Written exercise
Quote all of the data below exactly, please.

Extracted data
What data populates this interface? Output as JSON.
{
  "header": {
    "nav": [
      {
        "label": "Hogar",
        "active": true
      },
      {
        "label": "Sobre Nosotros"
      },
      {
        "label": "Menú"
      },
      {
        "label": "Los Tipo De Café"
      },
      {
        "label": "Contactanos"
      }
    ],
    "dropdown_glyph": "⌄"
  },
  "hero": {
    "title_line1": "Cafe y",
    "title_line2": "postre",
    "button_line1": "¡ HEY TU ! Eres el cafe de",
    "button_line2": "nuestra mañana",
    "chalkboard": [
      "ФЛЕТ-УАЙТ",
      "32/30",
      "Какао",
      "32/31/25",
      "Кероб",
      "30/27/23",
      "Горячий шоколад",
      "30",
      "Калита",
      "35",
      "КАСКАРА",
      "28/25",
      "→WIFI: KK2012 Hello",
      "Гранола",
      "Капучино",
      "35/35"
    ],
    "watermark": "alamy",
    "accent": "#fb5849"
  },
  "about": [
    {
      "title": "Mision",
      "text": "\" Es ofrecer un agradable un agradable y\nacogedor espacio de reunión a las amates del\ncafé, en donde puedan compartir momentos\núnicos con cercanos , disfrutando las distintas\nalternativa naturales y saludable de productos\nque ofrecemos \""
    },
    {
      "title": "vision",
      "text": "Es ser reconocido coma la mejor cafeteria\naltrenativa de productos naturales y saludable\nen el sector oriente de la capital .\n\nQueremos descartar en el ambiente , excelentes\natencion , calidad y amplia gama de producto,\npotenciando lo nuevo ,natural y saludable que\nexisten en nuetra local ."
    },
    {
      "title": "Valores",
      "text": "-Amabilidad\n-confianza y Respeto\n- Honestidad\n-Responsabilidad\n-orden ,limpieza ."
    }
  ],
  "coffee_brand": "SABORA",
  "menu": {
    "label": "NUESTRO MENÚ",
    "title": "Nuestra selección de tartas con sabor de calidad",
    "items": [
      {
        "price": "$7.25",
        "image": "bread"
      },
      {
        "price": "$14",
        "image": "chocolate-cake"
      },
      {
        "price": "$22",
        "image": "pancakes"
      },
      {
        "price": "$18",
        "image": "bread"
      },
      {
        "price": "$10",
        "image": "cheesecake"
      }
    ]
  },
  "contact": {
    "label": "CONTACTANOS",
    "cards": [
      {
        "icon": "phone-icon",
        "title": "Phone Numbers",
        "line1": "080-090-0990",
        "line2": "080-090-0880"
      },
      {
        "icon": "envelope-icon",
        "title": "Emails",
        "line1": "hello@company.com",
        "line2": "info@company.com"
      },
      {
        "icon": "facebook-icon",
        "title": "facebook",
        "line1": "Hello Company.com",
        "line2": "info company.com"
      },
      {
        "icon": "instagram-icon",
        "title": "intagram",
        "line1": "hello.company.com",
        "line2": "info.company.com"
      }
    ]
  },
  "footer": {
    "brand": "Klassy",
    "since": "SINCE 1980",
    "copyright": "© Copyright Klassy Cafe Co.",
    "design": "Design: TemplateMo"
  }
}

Exercise answer
What data populates this interface? Output as JSON.
{
  "header": {
    "nav": [
      {
        "label": "Hogar",
        "active": true
      },
      {
        "label": "Sobre Nosotros"
      },
      {
        "label": "Menú"
      },
      {
        "label": "Los Tipo De Café"
      },
      {
        "label": "Contactanos"
      }
    ],
    "dropdown_glyph": "⌄"
  },
  "hero": {
    "title_line1": "Cafe y",
    "title_line2": "postre",
    "button_line1": "¡ HEY TU ! Eres el cafe de",
    "button_line2": "nuestra mañana",
    "chalkboard": [
      "ФЛЕТ-УАЙТ",
      "32/30",
      "Какао",
      "32/31/25",
      "Кероб",
      "30/27/23",
      "Горячий шоколад",
      "30",
      "Калита",
      "35",
      "КАСКАРА",
      "28/25",
      "→WIFI: KK2012 Hello",
      "Гранола",
      "Капучино",
      "35/35"
    ],
    "watermark": "alamy",
    "accent": "#fb5849"
  },
  "about": [
    {
      "title": "Mision",
      "text": "\" Es ofrecer un agradable un agradable y\nacogedor espacio de reunión a las amates del\ncafé, en donde puedan compartir momentos\núnicos con cercanos , disfrutando las distintas\nalternativa naturales y saludable de productos\nque ofrecemos \""
    },
    {
      "title": "vision",
      "text": "Es ser reconocido coma la mejor cafeteria\naltrenativa de productos naturales y saludable\nen el sector oriente de la capital .\n\nQueremos descartar en el ambiente , excelentes\natencion , calidad y amplia gama de producto,\npotenciando lo nuevo ,natural y saludable que\nexisten en nuetra local ."
    },
    {
      "title": "Valores",
      "text": "-Amabilidad\n-confianza y Respeto\n- Honestidad\n-Responsabilidad\n-orden ,limpieza ."
    }
  ],
  "coffee_brand": "SABORA",
  "menu": {
    "label": "NUESTRO MENÚ",
    "title": "Nuestra selección de tartas con sabor de calidad",
    "items": [
      {
        "price": "$7.25",
        "image": "bread"
      },
      {
        "price": "$14",
        "image": "chocolate-cake"
      },
      {
        "price": "$22",
        "image": "pancakes"
      },
      {
        "price": "$18",
        "image": "bread"
      },
      {
        "price": "$10",
        "image": "cheesecake"
      }
    ]
  },
  "contact": {
    "label": "CONTACTANOS",
    "cards": [
      {
        "icon": "phone-icon",
        "title": "Phone Numbers",
        "line1": "080-090-0990",
        "line2": "080-090-0880"
      },
      {
        "icon": "envelope-icon",
        "title": "Emails",
        "line1": "hello@company.com",
        "line2": "info@company.com"
      },
      {
        "icon": "facebook-icon",
        "title": "facebook",
        "line1": "Hello Company.com",
        "line2": "info company.com"
      },
      {
        "icon": "instagram-icon",
        "title": "intagram",
        "line1": "hello.company.com",
        "line2": "info.company.com"
      }
    ]
  },
  "footer": {
    "brand": "Klassy",
    "since": "SINCE 1980",
    "copyright": "© Copyright Klassy Cafe Co.",
    "design": "Design: TemplateMo"
  }
}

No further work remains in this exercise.